#### Data to process ####

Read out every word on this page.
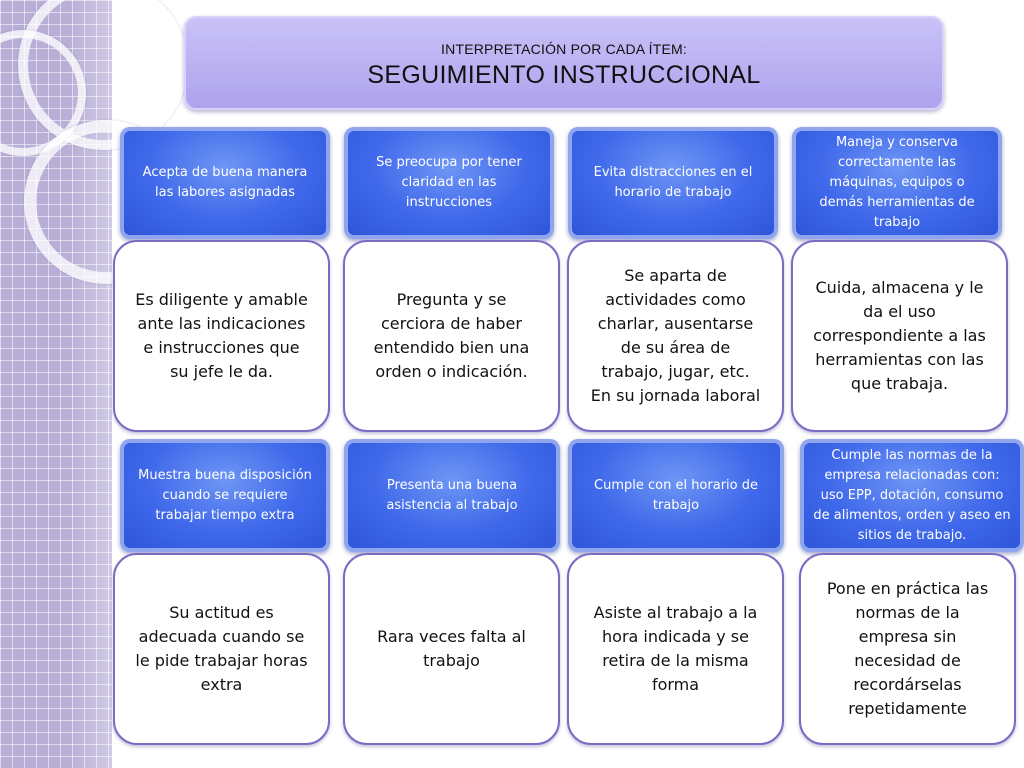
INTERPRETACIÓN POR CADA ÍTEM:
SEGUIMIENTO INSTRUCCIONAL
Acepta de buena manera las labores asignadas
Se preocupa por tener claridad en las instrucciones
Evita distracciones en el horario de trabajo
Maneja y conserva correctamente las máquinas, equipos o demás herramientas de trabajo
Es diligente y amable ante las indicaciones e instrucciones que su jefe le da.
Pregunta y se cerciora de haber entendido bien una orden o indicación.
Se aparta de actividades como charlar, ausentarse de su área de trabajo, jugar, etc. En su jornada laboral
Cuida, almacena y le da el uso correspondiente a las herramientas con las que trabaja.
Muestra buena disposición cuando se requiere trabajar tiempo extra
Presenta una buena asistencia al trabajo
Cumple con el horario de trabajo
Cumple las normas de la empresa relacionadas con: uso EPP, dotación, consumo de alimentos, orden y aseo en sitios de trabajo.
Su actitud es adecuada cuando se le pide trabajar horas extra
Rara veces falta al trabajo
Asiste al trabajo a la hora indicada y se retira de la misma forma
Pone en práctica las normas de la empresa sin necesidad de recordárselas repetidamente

####

**Task statement:** Each entry gets copied exactly; the pictures stay out.

**Final result:**
Read out every word on this page.
INTERPRETACIÓN POR CADA ÍTEM:
SEGUIMIENTO INSTRUCCIONAL
Acepta de buena manera las labores asignadas
Se preocupa por tener claridad en las instrucciones
Evita distracciones en el horario de trabajo
Maneja y conserva correctamente las máquinas, equipos o demás herramientas de trabajo
Es diligente y amable ante las indicaciones e instrucciones que su jefe le da.
Pregunta y se cerciora de haber entendido bien una orden o indicación.
Se aparta de actividades como charlar, ausentarse de su área de trabajo, jugar, etc. En su jornada laboral
Cuida, almacena y le da el uso correspondiente a las herramientas con las que trabaja.
Muestra buena disposición cuando se requiere trabajar tiempo extra
Presenta una buena asistencia al trabajo
Cumple con el horario de trabajo
Cumple las normas de la empresa relacionadas con: uso EPP, dotación, consumo de alimentos, orden y aseo en sitios de trabajo.
Su actitud es adecuada cuando se le pide trabajar horas extra
Rara veces falta al trabajo
Asiste al trabajo a la hora indicada y se retira de la misma forma
Pone en práctica las normas de la empresa sin necesidad de recordárselas repetidamente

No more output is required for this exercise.